#### Exercise task:
Copy each line below that contains "Alter".

#### Given data:
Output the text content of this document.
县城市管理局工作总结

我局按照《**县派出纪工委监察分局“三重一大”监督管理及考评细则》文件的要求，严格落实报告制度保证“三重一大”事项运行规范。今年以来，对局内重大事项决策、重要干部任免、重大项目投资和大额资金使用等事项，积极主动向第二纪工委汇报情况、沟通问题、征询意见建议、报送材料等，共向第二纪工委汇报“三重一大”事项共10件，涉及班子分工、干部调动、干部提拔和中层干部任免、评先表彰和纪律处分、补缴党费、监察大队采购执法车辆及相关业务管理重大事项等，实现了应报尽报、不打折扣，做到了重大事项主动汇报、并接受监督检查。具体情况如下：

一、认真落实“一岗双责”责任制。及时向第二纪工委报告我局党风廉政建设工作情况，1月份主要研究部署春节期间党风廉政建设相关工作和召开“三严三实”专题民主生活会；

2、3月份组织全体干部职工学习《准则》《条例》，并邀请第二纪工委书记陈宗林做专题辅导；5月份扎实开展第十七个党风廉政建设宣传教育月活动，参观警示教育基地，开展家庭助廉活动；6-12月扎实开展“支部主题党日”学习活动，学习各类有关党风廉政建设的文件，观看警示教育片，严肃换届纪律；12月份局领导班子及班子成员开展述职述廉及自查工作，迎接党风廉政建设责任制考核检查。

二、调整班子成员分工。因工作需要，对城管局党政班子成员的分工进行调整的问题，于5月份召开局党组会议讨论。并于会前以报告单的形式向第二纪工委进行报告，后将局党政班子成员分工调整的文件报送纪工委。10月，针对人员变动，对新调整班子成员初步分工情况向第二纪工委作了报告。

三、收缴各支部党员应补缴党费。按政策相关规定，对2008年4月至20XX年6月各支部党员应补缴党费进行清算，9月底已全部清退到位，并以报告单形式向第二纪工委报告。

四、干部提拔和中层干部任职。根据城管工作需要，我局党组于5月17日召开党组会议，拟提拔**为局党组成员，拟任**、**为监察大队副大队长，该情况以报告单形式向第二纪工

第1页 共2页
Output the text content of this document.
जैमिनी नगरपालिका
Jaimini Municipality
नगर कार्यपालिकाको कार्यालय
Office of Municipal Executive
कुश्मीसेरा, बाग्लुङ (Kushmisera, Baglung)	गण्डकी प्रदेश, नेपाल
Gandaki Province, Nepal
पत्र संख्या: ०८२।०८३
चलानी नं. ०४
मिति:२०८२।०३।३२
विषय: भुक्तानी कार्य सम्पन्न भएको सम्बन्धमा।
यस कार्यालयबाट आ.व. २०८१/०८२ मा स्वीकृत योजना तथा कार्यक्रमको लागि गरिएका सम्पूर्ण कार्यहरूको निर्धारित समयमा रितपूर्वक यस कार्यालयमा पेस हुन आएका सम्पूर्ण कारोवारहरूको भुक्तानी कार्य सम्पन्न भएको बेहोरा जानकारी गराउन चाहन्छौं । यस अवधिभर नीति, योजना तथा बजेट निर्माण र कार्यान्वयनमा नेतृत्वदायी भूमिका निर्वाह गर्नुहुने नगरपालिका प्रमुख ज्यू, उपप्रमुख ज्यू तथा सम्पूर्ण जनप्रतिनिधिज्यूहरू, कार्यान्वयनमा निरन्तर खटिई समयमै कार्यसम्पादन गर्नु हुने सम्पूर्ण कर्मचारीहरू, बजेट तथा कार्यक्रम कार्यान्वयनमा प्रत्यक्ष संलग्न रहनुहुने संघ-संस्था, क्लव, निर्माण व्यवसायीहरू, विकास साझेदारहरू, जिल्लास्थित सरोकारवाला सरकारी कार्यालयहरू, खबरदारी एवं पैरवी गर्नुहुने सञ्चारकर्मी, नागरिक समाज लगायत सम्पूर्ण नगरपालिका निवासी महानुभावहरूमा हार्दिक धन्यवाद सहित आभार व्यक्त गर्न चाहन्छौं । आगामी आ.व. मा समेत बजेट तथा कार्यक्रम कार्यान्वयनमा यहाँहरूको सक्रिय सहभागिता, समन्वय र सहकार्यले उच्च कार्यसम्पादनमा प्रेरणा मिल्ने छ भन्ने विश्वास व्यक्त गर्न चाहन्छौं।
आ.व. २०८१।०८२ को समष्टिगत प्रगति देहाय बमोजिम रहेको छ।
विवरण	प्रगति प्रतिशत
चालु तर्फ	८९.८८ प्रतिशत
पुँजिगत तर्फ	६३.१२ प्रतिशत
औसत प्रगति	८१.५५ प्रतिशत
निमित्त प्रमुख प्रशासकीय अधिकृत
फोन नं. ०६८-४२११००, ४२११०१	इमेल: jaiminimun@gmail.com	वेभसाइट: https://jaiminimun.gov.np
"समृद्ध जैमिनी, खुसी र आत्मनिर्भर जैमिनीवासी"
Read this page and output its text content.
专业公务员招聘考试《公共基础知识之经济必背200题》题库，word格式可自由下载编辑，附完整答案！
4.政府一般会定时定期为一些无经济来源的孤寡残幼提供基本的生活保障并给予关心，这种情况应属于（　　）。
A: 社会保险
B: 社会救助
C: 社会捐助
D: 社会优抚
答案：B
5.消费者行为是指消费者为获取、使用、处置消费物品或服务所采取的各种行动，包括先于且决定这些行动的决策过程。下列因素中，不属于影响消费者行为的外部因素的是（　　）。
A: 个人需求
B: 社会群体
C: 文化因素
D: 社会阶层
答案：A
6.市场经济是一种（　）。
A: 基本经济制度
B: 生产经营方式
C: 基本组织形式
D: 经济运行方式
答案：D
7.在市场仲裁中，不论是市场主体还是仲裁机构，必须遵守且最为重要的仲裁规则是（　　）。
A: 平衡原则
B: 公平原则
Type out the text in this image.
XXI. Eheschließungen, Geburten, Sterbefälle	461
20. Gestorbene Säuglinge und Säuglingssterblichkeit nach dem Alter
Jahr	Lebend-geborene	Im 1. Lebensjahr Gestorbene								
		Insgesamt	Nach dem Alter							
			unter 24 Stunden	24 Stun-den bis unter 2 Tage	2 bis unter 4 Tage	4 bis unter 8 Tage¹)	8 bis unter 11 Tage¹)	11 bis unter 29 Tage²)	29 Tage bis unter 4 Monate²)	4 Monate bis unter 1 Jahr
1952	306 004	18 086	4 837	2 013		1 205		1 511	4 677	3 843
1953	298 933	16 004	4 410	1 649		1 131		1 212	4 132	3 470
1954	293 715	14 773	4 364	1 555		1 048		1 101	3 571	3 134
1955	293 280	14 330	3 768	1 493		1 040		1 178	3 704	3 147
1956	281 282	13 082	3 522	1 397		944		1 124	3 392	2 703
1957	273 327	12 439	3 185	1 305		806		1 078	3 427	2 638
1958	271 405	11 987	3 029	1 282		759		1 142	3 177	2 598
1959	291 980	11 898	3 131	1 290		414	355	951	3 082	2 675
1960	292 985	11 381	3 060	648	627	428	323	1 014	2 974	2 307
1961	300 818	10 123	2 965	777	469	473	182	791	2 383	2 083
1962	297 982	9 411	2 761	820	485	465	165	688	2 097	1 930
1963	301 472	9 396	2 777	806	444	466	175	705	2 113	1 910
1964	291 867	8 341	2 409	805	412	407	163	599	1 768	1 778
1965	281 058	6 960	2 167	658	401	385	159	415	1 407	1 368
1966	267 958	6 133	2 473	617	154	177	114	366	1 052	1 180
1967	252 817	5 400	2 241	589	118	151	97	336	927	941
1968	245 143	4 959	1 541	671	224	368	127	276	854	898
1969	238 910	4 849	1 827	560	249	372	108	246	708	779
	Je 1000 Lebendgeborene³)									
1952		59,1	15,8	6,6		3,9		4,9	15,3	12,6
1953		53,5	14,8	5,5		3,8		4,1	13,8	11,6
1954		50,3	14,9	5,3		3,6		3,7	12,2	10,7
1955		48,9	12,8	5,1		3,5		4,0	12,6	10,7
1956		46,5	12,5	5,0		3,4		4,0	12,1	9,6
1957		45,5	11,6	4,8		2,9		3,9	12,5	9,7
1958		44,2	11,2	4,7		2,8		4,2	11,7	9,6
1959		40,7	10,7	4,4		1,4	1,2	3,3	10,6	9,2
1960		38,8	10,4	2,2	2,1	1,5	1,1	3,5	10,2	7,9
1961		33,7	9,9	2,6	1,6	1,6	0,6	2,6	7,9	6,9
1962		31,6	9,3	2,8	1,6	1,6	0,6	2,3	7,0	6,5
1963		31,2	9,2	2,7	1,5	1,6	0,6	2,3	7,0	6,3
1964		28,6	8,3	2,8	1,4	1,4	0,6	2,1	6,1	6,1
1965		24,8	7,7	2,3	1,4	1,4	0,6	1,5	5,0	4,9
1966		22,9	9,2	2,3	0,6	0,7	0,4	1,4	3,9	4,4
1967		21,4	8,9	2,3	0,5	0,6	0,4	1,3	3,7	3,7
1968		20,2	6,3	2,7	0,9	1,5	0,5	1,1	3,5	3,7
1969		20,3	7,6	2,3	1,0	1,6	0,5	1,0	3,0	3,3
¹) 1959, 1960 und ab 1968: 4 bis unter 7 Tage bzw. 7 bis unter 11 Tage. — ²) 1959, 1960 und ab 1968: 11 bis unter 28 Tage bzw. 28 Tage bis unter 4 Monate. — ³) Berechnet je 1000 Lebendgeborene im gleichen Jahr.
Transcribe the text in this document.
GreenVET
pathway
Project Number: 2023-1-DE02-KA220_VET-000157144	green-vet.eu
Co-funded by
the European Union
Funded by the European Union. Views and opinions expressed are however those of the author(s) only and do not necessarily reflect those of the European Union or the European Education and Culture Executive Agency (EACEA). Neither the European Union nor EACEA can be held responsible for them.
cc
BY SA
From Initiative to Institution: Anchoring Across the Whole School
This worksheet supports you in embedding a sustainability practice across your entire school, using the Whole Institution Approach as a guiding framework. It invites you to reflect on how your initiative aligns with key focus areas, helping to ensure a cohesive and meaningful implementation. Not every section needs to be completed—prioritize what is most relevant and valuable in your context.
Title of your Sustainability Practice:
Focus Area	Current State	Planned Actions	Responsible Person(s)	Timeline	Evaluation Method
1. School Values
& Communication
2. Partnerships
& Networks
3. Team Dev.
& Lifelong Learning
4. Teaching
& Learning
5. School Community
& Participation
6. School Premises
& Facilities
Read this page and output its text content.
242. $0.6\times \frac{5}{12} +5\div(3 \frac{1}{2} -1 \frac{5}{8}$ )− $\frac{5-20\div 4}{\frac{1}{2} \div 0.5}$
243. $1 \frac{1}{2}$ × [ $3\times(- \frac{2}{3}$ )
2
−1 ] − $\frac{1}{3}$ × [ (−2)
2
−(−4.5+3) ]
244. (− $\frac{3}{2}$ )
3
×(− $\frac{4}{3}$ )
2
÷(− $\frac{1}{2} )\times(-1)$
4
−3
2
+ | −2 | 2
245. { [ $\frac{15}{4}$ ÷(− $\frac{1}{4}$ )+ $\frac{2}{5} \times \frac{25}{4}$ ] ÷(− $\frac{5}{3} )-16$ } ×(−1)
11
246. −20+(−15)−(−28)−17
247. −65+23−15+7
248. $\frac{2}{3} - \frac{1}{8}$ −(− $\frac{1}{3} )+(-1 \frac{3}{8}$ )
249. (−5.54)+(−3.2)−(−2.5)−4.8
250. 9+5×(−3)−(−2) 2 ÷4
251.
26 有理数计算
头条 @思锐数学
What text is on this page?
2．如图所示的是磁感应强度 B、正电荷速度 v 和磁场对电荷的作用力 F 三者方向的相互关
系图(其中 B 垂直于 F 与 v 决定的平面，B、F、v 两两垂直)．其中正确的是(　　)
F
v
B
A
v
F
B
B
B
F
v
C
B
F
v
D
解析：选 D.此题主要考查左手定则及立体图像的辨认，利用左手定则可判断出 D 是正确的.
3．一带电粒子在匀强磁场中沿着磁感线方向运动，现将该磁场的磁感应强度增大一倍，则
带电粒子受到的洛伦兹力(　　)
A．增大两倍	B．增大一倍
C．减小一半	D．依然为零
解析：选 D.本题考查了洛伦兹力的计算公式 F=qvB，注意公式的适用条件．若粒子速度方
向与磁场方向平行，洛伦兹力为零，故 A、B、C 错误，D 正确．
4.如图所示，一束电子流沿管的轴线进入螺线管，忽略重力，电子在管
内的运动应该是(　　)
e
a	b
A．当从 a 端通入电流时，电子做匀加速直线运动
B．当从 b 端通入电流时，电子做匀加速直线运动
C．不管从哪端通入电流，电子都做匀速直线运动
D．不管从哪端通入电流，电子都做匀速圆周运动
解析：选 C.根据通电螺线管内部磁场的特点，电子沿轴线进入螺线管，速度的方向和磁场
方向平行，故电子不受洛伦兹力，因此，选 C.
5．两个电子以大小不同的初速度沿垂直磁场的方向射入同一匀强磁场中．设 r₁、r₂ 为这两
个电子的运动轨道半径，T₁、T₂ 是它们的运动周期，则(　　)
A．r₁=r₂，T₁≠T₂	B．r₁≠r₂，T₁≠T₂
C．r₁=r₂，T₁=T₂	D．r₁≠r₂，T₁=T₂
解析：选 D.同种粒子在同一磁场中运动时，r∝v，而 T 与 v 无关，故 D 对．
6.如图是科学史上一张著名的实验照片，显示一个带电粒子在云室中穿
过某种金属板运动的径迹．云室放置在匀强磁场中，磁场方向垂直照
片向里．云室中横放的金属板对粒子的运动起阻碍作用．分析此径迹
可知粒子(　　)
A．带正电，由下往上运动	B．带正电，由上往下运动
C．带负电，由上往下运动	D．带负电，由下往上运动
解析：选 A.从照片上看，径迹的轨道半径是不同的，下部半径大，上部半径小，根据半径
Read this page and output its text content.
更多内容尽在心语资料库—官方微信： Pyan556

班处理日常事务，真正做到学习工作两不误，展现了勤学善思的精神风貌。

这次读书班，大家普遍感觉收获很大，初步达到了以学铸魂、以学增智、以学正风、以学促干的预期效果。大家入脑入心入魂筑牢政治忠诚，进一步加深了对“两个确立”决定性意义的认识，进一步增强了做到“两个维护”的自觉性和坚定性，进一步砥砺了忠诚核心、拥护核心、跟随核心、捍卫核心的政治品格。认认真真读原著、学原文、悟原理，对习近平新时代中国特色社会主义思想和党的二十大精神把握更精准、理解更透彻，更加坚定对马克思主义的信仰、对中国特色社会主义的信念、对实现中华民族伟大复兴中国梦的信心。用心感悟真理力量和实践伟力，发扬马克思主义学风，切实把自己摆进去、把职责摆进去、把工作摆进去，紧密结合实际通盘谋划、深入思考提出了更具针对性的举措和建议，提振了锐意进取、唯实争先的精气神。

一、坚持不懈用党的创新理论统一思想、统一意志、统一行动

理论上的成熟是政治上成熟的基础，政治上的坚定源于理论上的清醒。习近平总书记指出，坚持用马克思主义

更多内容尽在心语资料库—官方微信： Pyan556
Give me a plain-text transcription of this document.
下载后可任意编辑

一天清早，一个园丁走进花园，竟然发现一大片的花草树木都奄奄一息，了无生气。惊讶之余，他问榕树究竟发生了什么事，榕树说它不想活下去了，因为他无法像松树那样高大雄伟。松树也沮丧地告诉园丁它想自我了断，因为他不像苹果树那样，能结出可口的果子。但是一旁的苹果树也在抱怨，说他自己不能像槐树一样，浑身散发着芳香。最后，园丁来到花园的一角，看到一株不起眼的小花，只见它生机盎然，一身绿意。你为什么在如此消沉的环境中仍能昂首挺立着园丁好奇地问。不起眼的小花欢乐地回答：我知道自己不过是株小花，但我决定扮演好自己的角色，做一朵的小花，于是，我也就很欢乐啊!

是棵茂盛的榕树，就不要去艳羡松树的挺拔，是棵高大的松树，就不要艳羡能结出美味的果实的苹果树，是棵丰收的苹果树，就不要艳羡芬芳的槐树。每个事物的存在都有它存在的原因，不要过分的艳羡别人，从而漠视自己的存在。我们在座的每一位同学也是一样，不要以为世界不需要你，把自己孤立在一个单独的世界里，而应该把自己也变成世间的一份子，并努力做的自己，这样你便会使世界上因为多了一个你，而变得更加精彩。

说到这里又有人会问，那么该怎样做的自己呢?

#### Exercise response:
20. Gestorbene Säuglinge und Säuglingssterblichkeit nach dem Alter
		Insgesamt	Nach dem Alter							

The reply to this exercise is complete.